### [Source document]
Writing in the journal Annals of Internal Medicine, lead researcher Philipp Schwabl of the Medical University of Vienna says that none of the stool samples they examined was free of microplastics.
The test subjects showed signs of possible plastic exposure from food wrappers and bottles. Most had also consumed ocean-going fish, which are known to eat plastic.
As much as 80 percent of the antibiotics entering the River Thames in human waste must be stopped to avoid the development and spread of antibiotic-resistant superbugs, a new study says.
Researchers from Britain’s Center for Ecology & Hydrology warns that rivers are now reservoirs for the superbugs, which can spread quickly to people in water, soil, air, food and animals.
The study results came after England’s chief medical officer warned that microbes resistant to antibiotics could pose a more immediate risk to humans than climate change, with their potential to kill at least 10 million people a year worldwide.
Noxious Cloud of Carbon Monoxide Pollution Spills Out of the Burning Amazon
NASA has detected a gargantuan cloud of noxious carbon monoxide (CO) rising from the Amazon blaze into the atmosphere.
The plume first appears as a greenish blob over Brazil before rapidly spreading out past the eastern and western coasts of South America, gradually darkening from green to yellow to red. This color shift signifies an increase in CO concentration in the atmosphere from about 100 parts per billion by volume (ppbv) to 160 ppbv in less than two weeks.

### [What the task requires]
Reproduce the stretch of the environmental news digest from "Writing in the" through "food and animals.", word for word.

(Document understanding data)
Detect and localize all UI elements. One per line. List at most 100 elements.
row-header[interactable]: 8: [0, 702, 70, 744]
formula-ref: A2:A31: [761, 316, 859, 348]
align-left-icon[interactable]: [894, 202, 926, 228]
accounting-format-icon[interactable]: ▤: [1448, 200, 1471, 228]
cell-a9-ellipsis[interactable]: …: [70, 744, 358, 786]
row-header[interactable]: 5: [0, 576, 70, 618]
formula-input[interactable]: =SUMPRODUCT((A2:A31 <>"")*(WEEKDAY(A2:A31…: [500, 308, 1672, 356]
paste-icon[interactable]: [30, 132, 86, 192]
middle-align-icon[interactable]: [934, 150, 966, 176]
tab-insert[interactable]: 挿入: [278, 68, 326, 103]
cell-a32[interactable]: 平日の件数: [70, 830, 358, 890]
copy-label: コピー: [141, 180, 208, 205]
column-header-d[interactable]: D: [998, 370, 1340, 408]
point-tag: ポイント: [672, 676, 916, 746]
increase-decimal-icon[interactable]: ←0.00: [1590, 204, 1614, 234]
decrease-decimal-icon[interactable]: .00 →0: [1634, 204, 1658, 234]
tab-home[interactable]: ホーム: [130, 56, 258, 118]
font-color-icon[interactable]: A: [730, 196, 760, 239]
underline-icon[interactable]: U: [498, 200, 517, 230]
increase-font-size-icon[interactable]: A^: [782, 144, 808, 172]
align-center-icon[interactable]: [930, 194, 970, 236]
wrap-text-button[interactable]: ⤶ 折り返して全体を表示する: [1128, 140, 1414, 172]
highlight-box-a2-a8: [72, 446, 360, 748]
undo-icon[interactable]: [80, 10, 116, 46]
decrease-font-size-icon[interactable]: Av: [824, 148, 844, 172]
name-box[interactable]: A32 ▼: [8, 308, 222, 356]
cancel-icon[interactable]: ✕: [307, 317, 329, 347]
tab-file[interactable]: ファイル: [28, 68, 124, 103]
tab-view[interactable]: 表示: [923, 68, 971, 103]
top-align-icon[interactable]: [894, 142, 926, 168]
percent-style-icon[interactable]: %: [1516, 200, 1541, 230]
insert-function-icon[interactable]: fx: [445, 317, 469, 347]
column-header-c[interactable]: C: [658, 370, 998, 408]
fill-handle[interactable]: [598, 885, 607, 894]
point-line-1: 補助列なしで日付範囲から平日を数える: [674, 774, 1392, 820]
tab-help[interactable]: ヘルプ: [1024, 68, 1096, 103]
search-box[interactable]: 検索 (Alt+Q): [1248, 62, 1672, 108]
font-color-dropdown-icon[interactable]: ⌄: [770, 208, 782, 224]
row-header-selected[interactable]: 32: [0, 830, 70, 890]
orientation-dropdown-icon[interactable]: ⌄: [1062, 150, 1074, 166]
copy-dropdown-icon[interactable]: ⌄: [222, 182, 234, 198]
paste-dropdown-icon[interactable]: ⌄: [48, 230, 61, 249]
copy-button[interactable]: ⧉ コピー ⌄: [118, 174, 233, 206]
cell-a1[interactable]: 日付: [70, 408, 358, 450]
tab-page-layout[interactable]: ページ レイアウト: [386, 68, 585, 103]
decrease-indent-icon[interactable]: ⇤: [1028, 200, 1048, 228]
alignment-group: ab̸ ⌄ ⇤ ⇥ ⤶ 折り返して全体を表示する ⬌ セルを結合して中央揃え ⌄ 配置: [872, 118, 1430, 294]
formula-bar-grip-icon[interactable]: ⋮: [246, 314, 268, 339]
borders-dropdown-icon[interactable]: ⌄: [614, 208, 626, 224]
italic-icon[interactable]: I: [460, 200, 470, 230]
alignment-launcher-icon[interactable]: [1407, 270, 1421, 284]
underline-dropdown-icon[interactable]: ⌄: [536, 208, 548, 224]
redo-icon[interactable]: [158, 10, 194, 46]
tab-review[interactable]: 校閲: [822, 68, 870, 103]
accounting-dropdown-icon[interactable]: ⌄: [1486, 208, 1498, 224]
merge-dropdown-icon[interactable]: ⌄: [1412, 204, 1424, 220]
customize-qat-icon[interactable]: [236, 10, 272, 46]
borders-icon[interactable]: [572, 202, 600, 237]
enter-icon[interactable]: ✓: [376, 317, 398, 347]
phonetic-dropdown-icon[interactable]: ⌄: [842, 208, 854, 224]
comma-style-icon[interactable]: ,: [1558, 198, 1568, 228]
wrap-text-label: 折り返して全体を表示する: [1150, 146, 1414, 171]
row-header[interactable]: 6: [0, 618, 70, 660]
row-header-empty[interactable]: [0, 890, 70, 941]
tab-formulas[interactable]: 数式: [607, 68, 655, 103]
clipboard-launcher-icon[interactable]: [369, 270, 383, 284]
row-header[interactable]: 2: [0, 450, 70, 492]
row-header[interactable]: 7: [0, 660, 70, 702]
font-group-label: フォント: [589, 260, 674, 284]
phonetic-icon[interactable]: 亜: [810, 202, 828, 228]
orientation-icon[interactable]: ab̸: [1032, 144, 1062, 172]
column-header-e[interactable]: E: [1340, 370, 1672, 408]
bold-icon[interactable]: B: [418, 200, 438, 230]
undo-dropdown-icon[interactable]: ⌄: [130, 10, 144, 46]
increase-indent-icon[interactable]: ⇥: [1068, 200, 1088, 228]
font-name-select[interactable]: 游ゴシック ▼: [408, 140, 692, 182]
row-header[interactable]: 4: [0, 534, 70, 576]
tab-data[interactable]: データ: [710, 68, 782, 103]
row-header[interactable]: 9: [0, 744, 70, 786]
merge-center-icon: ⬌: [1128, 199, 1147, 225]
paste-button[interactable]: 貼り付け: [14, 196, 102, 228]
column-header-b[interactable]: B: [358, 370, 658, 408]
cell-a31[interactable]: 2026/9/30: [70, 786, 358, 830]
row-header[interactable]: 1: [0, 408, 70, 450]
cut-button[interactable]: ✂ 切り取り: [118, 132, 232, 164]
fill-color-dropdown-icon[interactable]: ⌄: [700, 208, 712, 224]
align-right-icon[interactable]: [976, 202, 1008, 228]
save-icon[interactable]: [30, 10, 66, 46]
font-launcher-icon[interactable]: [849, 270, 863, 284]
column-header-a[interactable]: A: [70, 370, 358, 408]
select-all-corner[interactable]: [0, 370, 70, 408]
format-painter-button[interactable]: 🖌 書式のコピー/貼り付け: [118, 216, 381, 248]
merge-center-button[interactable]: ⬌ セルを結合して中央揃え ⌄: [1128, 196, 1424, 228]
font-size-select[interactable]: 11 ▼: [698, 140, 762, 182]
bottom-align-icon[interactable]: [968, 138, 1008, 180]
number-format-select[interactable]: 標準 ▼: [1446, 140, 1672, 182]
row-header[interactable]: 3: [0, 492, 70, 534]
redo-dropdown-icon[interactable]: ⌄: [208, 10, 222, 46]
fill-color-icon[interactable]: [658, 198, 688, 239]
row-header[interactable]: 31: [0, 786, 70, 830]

### [Answer for the task]
Writing in the journal Annals of Internal Medicine, lead researcher Philipp Schwabl of the Medical University of Vienna says that none of the stool samples they examined was free of microplastics.
The test subjects showed signs of possible plastic exposure from food wrappers and bottles. Most had also consumed ocean-going fish, which are known to eat plastic.
As much as 80 percent of the antibiotics entering the River Thames in human waste must be stopped to avoid the development and spread of antibiotic-resistant superbugs, a new study says.
Researchers from Britain’s Center for Ecology & Hydrology warns that rivers are now reservoirs for the superbugs, which can spread quickly to people in water, soil, air, food and animals.